*Records from a data collection*.
------
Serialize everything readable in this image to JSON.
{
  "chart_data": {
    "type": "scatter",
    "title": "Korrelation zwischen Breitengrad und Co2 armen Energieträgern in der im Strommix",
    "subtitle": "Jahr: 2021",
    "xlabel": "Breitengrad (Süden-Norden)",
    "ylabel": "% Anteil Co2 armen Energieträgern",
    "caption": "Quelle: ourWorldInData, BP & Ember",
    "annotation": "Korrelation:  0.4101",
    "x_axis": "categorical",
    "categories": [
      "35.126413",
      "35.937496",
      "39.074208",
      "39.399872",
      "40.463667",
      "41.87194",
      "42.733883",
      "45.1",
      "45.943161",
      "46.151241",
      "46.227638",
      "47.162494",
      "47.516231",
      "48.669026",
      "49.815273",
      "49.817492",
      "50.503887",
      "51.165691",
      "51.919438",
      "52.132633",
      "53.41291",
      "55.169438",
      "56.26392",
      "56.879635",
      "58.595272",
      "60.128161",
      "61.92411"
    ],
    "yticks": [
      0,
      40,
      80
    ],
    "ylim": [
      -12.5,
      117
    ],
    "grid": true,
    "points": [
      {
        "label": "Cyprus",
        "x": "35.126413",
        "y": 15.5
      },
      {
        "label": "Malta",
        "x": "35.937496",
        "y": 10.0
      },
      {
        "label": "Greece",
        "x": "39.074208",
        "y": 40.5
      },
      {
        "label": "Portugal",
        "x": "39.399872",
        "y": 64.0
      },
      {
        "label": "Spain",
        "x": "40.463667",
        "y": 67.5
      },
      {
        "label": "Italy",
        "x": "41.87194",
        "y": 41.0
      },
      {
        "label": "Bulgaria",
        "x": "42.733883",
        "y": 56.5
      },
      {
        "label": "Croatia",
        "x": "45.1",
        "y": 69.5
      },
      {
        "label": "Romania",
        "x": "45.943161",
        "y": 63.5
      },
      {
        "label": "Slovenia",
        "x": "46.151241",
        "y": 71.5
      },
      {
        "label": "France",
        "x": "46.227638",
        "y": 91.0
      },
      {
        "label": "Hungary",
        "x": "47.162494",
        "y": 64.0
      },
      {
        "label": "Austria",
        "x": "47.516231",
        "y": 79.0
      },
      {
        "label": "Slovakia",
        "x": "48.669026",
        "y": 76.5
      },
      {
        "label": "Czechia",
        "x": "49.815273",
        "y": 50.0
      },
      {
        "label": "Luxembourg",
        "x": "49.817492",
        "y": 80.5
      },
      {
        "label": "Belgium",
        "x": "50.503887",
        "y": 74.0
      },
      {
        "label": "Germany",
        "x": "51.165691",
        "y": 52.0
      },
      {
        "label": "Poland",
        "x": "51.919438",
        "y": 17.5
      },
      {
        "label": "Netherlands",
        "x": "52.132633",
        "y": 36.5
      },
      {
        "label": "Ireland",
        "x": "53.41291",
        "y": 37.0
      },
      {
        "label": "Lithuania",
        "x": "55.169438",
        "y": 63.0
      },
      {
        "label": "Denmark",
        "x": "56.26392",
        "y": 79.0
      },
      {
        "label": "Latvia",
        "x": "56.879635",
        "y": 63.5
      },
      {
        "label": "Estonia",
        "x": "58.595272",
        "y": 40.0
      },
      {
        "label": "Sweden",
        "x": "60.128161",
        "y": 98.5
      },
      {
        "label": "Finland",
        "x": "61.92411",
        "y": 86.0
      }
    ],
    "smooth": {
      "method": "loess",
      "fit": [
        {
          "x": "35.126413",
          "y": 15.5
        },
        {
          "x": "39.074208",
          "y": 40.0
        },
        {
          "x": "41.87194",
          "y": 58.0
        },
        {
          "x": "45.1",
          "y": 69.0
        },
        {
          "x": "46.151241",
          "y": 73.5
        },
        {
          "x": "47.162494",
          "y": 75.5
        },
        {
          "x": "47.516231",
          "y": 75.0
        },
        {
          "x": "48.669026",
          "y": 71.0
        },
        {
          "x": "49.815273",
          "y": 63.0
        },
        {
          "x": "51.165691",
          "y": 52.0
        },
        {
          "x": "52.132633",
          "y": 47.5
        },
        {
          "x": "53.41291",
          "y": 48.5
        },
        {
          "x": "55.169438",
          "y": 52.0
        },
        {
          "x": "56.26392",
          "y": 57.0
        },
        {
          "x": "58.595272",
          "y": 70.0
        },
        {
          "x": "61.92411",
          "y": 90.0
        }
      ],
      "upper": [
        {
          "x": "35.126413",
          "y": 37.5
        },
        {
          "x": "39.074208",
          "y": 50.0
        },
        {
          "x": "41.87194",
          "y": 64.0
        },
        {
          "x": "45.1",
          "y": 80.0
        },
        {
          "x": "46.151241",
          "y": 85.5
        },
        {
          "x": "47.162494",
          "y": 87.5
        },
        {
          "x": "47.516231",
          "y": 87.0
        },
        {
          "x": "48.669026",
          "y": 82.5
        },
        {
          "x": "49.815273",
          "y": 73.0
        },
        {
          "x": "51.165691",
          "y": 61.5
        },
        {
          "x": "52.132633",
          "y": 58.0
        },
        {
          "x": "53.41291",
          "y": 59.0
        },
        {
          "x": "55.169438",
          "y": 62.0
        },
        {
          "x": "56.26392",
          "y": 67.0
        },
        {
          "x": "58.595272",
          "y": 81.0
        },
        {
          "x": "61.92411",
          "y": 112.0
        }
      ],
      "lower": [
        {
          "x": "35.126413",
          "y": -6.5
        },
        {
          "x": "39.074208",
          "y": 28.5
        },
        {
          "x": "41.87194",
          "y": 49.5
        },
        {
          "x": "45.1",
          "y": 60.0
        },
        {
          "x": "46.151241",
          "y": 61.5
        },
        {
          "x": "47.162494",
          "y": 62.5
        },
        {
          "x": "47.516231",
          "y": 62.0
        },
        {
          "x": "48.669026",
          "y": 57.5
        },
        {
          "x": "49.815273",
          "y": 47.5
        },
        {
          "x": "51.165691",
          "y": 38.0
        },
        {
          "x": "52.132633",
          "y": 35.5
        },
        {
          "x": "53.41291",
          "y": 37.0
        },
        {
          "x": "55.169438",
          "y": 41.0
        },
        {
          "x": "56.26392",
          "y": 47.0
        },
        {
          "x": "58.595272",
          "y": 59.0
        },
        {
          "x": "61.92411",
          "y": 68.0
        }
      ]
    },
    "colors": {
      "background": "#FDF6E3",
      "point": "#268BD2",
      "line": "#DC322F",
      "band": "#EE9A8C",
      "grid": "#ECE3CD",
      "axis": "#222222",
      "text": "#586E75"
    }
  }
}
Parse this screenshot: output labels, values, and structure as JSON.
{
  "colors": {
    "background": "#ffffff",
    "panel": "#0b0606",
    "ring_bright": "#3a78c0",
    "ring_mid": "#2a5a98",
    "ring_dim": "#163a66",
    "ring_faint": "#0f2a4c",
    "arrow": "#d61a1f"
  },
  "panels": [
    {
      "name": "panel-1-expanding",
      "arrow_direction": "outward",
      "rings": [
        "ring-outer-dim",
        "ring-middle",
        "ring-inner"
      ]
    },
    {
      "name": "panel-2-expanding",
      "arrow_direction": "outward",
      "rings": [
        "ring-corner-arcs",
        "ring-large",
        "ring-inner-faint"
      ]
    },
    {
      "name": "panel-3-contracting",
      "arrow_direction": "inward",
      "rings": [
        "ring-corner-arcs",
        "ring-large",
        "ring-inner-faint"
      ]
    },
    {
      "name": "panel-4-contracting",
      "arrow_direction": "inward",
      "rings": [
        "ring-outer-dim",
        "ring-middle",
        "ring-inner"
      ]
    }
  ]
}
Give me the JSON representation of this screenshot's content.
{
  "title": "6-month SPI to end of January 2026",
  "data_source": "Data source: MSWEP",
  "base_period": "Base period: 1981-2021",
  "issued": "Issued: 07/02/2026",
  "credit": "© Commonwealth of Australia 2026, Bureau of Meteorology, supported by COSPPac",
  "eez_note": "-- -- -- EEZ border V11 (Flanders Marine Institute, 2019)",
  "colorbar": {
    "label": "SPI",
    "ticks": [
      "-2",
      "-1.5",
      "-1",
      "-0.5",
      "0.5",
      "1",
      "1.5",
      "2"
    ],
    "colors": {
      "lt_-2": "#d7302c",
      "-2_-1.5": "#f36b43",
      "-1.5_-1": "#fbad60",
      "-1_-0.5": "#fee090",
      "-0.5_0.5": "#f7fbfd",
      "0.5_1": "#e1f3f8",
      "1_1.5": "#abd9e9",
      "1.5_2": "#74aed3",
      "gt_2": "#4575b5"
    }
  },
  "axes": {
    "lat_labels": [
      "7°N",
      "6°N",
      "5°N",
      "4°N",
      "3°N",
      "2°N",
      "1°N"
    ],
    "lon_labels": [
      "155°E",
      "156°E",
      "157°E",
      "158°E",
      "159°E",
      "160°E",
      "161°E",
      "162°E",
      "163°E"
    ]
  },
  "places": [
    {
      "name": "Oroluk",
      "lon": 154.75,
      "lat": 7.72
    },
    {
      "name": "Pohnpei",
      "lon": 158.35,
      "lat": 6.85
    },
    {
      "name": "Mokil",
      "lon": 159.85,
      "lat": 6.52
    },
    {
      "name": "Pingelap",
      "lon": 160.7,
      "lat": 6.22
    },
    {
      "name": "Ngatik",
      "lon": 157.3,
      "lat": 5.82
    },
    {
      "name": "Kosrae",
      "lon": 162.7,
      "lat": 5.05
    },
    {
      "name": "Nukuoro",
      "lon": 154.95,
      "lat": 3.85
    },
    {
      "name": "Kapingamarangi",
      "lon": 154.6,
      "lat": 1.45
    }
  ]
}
------
*Directions*. Using the records above, select and copy every line that has the word "contracting".

*The solution*.
      "name": "panel-3-contracting",
      "name": "panel-4-contracting",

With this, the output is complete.